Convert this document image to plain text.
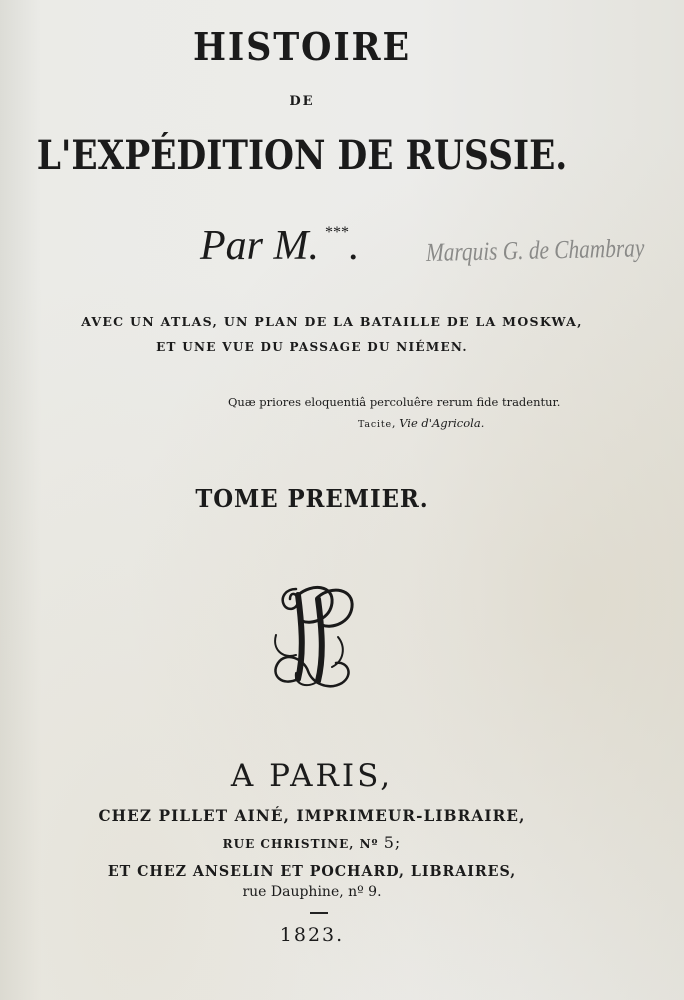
HISTOIRE
DE
L'EXPÉDITION DE RUSSIE.
Par M. ***.	Marquis G. de Chambray
AVEC UN ATLAS, UN PLAN DE LA BATAILLE DE LA MOSKWA,
ET UNE VUE DU PASSAGE DU NIÉMEN.
Quæ priores eloquentiâ percoluêre rerum fide tradentur.
Tacite, Vie d'Agricola.
TOME PREMIER.
A PARIS,
CHEZ PILLET AINÉ, IMPRIMEUR-LIBRAIRE,
RUE CHRISTINE, Nº 5;
ET CHEZ ANSELIN ET POCHARD, LIBRAIRES,
rue Dauphine, nº 9.
1823.
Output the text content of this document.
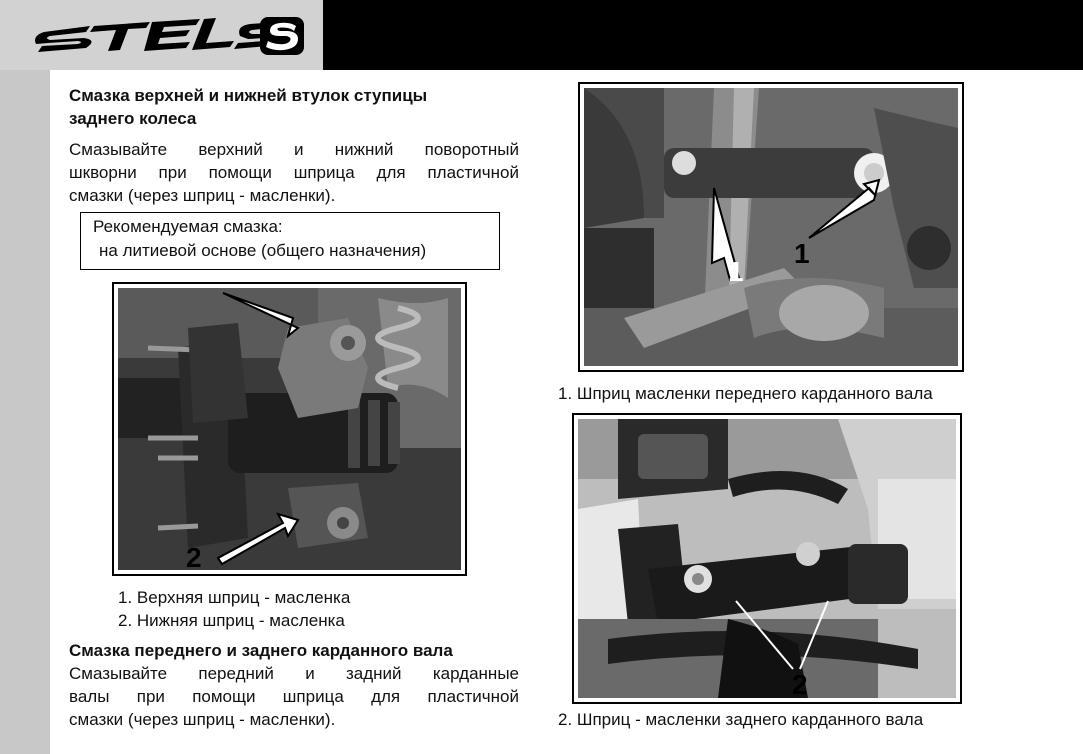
Смазка верхней и нижней втулок ступицы
заднего колеса
Смазывайте верхний и нижний поворотный
шкворни при помощи шприца для пластичной
смазки (через шприц - масленки).
Рекомендуемая смазка:
на литиевой основе (общего назначения)
2
1. Верхняя шприц - масленка
2. Нижняя шприц - масленка
Смазка переднего и заднего карданного вала
Смазывайте передний и задний карданные
валы при помощи шприца для пластичной
смазки (через шприц - масленки).
1
1
1. Шприц масленки переднего карданного вала
2
2. Шприц - масленки заднего карданного вала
•••
Each entry above is to be written out again unchanged, apart from the pictures, which are left out.

Convert this document image to plain text.
HISTOIRE
DE
L'EXPÉDITION DE RUSSIE.
Par M. ***.	Marquis G. de Chambray
AVEC UN ATLAS, UN PLAN DE LA BATAILLE DE LA MOSKWA,
ET UNE VUE DU PASSAGE DU NIÉMEN.
Quæ priores eloquentiâ percoluêre rerum fide tradentur.
Tacite, Vie d'Agricola.
TOME PREMIER.
A PARIS,
CHEZ PILLET AINÉ, IMPRIMEUR-LIBRAIRE,
RUE CHRISTINE, Nº 5;
ET CHEZ ANSELIN ET POCHARD, LIBRAIRES,
rue Dauphine, nº 9.
1823.
Output the text content of this document.
Смазка верхней и нижней втулок ступицы
заднего колеса
Смазывайте верхний и нижний поворотный
шкворни при помощи шприца для пластичной
смазки (через шприц - масленки).
Рекомендуемая смазка:
на литиевой основе (общего назначения)
2
1. Верхняя шприц - масленка
2. Нижняя шприц - масленка
Смазка переднего и заднего карданного вала
Смазывайте передний и задний карданные
валы при помощи шприца для пластичной
смазки (через шприц - масленки).
1
1
1. Шприц масленки переднего карданного вала
2
2. Шприц - масленки заднего карданного вала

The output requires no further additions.